#### THE REQUEST:
Report only the number of lines in this material that include the string "screenshot".

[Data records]
--- --- ---
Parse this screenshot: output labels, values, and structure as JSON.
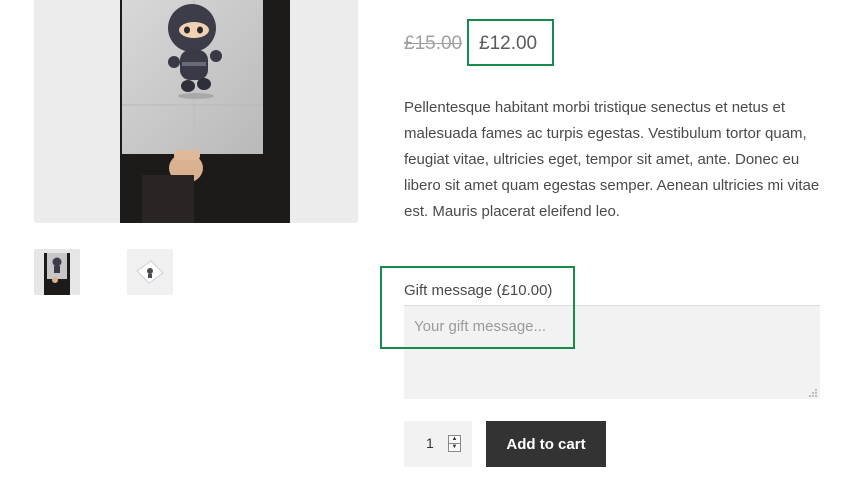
{
  "product_gallery": {
    "main_image_icon": "ninja-poster-image",
    "thumbnails": [
      {
        "icon": "ninja-poster-held-thumbnail"
      },
      {
        "icon": "ninja-poster-flat-thumbnail"
      }
    ]
  },
  "price": {
    "regular": "£15.00",
    "sale": "£12.00"
  },
  "description": "Pellentesque habitant morbi tristique senectus et netus et malesuada fames ac turpis egestas. Vestibulum tortor quam, feugiat vitae, ultricies eget, tempor sit amet, ante. Donec eu libero sit amet quam egestas semper. Aenean ultricies mi vitae est. Mauris placerat eleifend leo.",
  "gift_message": {
    "label": "Gift message (£10.00)",
    "placeholder": "Your gift message...",
    "value": ""
  },
  "cart": {
    "quantity": "1",
    "add_to_cart_label": "Add to cart"
  },
  "colors": {
    "highlight_border": "#178c4a",
    "button_bg": "#333333",
    "field_bg": "#f2f2f2"
  }
}
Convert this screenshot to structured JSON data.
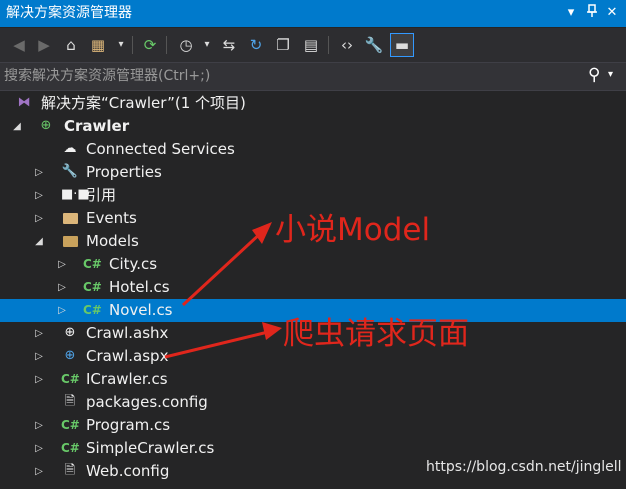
{
  "window": {
    "title": "解决方案资源管理器",
    "controls": {
      "dropdown_icon": "dropdown-icon",
      "pin_icon": "pin-icon",
      "close_icon": "close-icon"
    }
  },
  "toolbar": {
    "buttons": [
      "back-icon",
      "forward-icon",
      "home-icon",
      "switch-views-icon",
      "pending-changes-icon",
      "history-icon",
      "sync-icon",
      "refresh-icon",
      "collapse-all-icon",
      "show-all-files-icon",
      "code-view-icon",
      "properties-icon",
      "preview-icon"
    ]
  },
  "search": {
    "placeholder": "搜索解决方案资源管理器(Ctrl+;)"
  },
  "tree": {
    "solution": "解决方案“Crawler”(1 个项目)",
    "project": "Crawler",
    "items": [
      {
        "label": "Connected Services"
      },
      {
        "label": "Properties"
      },
      {
        "label": "引用"
      },
      {
        "label": "Events"
      },
      {
        "label": "Models"
      },
      {
        "label": "City.cs"
      },
      {
        "label": "Hotel.cs"
      },
      {
        "label": "Novel.cs"
      },
      {
        "label": "Crawl.ashx"
      },
      {
        "label": "Crawl.aspx"
      },
      {
        "label": "ICrawler.cs"
      },
      {
        "label": "packages.config"
      },
      {
        "label": "Program.cs"
      },
      {
        "label": "SimpleCrawler.cs"
      },
      {
        "label": "Web.config"
      }
    ],
    "csharp_badge": "C#"
  },
  "annotations": {
    "model_note": "小说Model",
    "crawler_note": "爬虫请求页面",
    "color": "#e0261c"
  },
  "watermark": "https://blog.csdn.net/jinglell",
  "colors": {
    "accent": "#007acc",
    "background": "#252526",
    "selection": "#007acc"
  }
}
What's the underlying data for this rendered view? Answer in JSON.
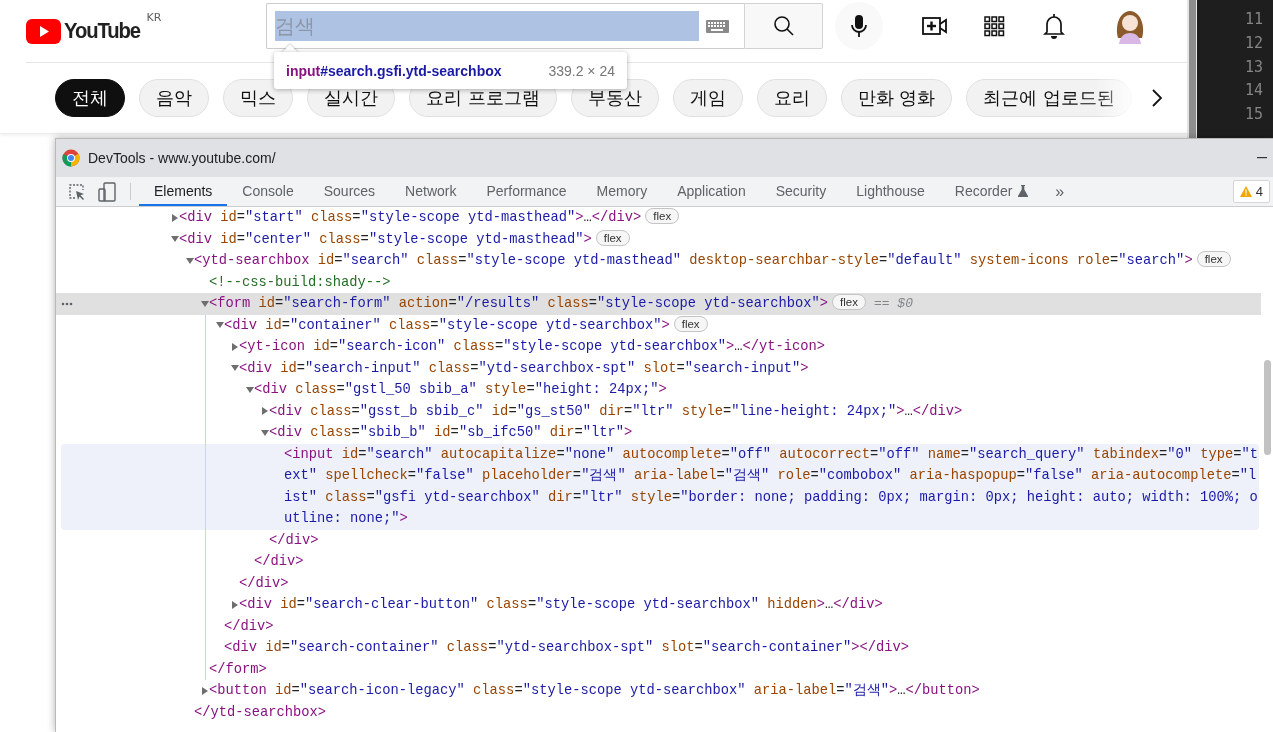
--- --- ---
#### ANSWER:
2